▶ **Written request**
Give a verbatim copy of the lines below, minus the pictures.

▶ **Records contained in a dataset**
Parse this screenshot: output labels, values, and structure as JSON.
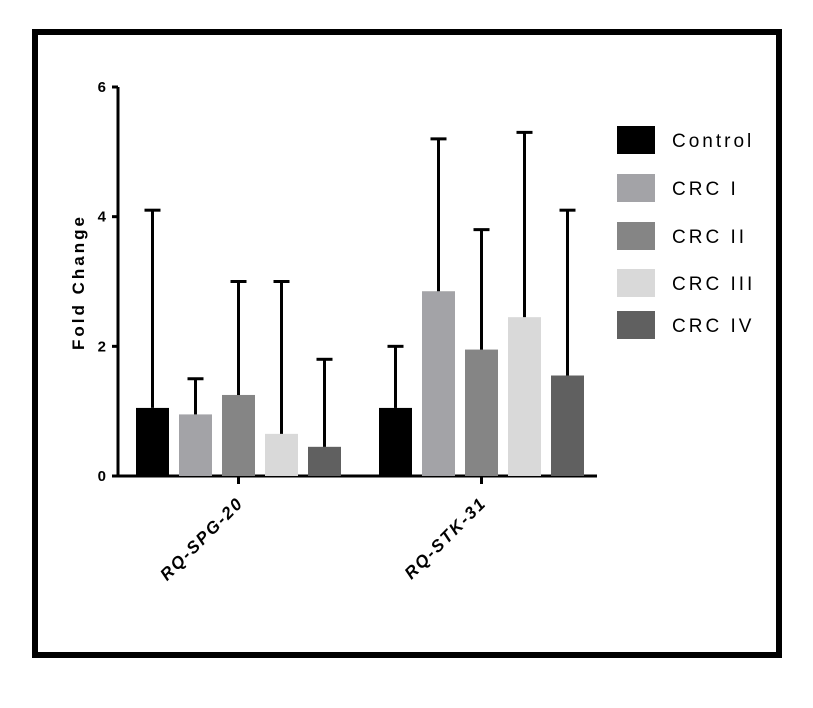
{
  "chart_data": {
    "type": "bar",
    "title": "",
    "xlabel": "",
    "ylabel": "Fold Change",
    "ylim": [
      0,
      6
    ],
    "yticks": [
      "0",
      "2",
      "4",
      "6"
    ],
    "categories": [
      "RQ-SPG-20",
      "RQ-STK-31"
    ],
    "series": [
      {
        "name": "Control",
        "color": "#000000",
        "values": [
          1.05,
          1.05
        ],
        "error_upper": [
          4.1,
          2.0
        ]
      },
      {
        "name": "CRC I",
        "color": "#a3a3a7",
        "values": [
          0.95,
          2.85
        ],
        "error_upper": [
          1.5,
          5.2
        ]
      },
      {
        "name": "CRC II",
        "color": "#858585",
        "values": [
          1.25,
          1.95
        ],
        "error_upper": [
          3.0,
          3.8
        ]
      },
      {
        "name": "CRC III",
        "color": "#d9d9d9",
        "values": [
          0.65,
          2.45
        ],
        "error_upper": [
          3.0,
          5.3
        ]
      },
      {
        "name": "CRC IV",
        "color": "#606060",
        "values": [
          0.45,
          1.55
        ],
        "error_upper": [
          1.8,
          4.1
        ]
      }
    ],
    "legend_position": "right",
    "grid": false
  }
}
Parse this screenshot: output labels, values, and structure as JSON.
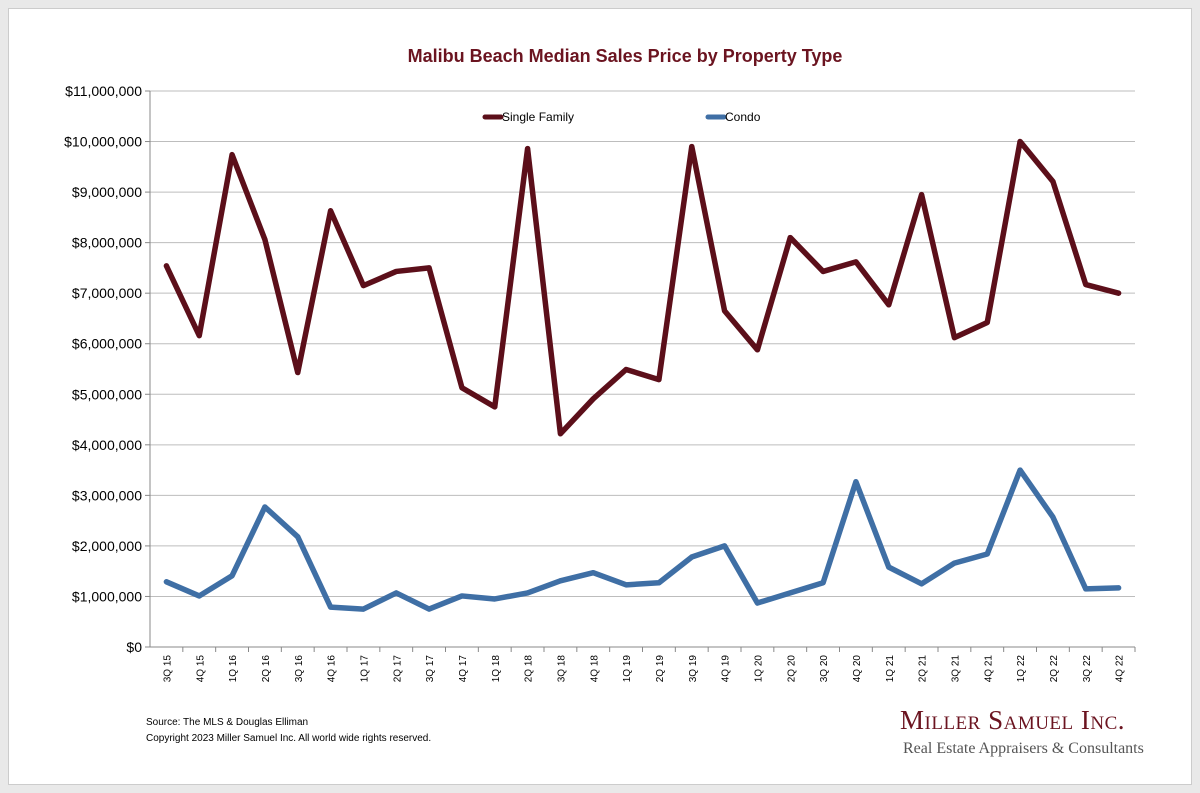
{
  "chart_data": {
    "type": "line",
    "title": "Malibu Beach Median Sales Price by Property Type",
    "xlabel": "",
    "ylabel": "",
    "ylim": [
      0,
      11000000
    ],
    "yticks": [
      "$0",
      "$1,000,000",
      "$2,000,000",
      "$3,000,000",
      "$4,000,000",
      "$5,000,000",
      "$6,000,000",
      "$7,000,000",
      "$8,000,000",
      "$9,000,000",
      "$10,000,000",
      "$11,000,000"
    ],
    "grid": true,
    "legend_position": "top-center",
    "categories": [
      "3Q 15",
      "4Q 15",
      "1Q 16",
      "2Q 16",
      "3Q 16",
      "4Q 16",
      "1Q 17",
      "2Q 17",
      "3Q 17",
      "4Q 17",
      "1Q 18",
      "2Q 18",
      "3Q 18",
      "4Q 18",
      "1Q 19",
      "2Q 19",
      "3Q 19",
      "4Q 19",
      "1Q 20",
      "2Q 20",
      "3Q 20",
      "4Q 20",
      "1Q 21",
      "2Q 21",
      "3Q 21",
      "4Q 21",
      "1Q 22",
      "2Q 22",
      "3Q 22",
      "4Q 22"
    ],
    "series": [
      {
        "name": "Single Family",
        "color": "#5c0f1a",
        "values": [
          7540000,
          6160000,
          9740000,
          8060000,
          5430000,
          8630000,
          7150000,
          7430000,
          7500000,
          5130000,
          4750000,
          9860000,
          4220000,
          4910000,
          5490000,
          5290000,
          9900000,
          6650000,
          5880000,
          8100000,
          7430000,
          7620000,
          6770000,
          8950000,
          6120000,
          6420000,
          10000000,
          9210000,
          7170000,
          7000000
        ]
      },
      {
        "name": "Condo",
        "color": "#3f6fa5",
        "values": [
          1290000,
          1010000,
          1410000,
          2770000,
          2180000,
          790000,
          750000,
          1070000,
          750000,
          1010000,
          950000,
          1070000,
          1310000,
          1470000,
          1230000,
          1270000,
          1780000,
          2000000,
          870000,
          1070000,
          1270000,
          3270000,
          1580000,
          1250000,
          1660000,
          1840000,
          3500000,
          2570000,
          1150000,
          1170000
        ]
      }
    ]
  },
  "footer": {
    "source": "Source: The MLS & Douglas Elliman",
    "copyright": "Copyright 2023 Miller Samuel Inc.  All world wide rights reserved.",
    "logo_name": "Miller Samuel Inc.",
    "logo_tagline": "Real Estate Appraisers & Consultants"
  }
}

▶ **The answer**
Parse this screenshot: output labels, values, and structure as JSON.
{
  "chart_data": {
    "type": "bar",
    "title": "",
    "xlabel": "",
    "ylabel": "Fold Change",
    "ylim": [
      0,
      6
    ],
    "yticks": [
      "0",
      "2",
      "4",
      "6"
    ],
    "categories": [
      "RQ-SPG-20",
      "RQ-STK-31"
    ],
    "series": [
      {
        "name": "Control",
        "color": "#000000",
        "values": [
          1.05,
          1.05
        ],
        "error_upper": [
          4.1,
          2.0
        ]
      },
      {
        "name": "CRC I",
        "color": "#a3a3a7",
        "values": [
          0.95,
          2.85
        ],
        "error_upper": [
          1.5,
          5.2
        ]
      },
      {
        "name": "CRC II",
        "color": "#858585",
        "values": [
          1.25,
          1.95
        ],
        "error_upper": [
          3.0,
          3.8
        ]
      },
      {
        "name": "CRC III",
        "color": "#d9d9d9",
        "values": [
          0.65,
          2.45
        ],
        "error_upper": [
          3.0,
          5.3
        ]
      },
      {
        "name": "CRC IV",
        "color": "#606060",
        "values": [
          0.45,
          1.55
        ],
        "error_upper": [
          1.8,
          4.1
        ]
      }
    ],
    "legend_position": "right",
    "grid": false
  }
}
Parse this screenshot: output labels, values, and structure as JSON.
{
  "chart_data": {
    "type": "line",
    "title": "Malibu Beach Median Sales Price by Property Type",
    "xlabel": "",
    "ylabel": "",
    "ylim": [
      0,
      11000000
    ],
    "yticks": [
      "$0",
      "$1,000,000",
      "$2,000,000",
      "$3,000,000",
      "$4,000,000",
      "$5,000,000",
      "$6,000,000",
      "$7,000,000",
      "$8,000,000",
      "$9,000,000",
      "$10,000,000",
      "$11,000,000"
    ],
    "grid": true,
    "legend_position": "top-center",
    "categories": [
      "3Q 15",
      "4Q 15",
      "1Q 16",
      "2Q 16",
      "3Q 16",
      "4Q 16",
      "1Q 17",
      "2Q 17",
      "3Q 17",
      "4Q 17",
      "1Q 18",
      "2Q 18",
      "3Q 18",
      "4Q 18",
      "1Q 19",
      "2Q 19",
      "3Q 19",
      "4Q 19",
      "1Q 20",
      "2Q 20",
      "3Q 20",
      "4Q 20",
      "1Q 21",
      "2Q 21",
      "3Q 21",
      "4Q 21",
      "1Q 22",
      "2Q 22",
      "3Q 22",
      "4Q 22"
    ],
    "series": [
      {
        "name": "Single Family",
        "color": "#5c0f1a",
        "values": [
          7540000,
          6160000,
          9740000,
          8060000,
          5430000,
          8630000,
          7150000,
          7430000,
          7500000,
          5130000,
          4750000,
          9860000,
          4220000,
          4910000,
          5490000,
          5290000,
          9900000,
          6650000,
          5880000,
          8100000,
          7430000,
          7620000,
          6770000,
          8950000,
          6120000,
          6420000,
          10000000,
          9210000,
          7170000,
          7000000
        ]
      },
      {
        "name": "Condo",
        "color": "#3f6fa5",
        "values": [
          1290000,
          1010000,
          1410000,
          2770000,
          2180000,
          790000,
          750000,
          1070000,
          750000,
          1010000,
          950000,
          1070000,
          1310000,
          1470000,
          1230000,
          1270000,
          1780000,
          2000000,
          870000,
          1070000,
          1270000,
          3270000,
          1580000,
          1250000,
          1660000,
          1840000,
          3500000,
          2570000,
          1150000,
          1170000
        ]
      }
    ]
  },
  "footer": {
    "source": "Source: The MLS & Douglas Elliman",
    "copyright": "Copyright 2023 Miller Samuel Inc.  All world wide rights reserved.",
    "logo_name": "Miller Samuel Inc.",
    "logo_tagline": "Real Estate Appraisers & Consultants"
  }
}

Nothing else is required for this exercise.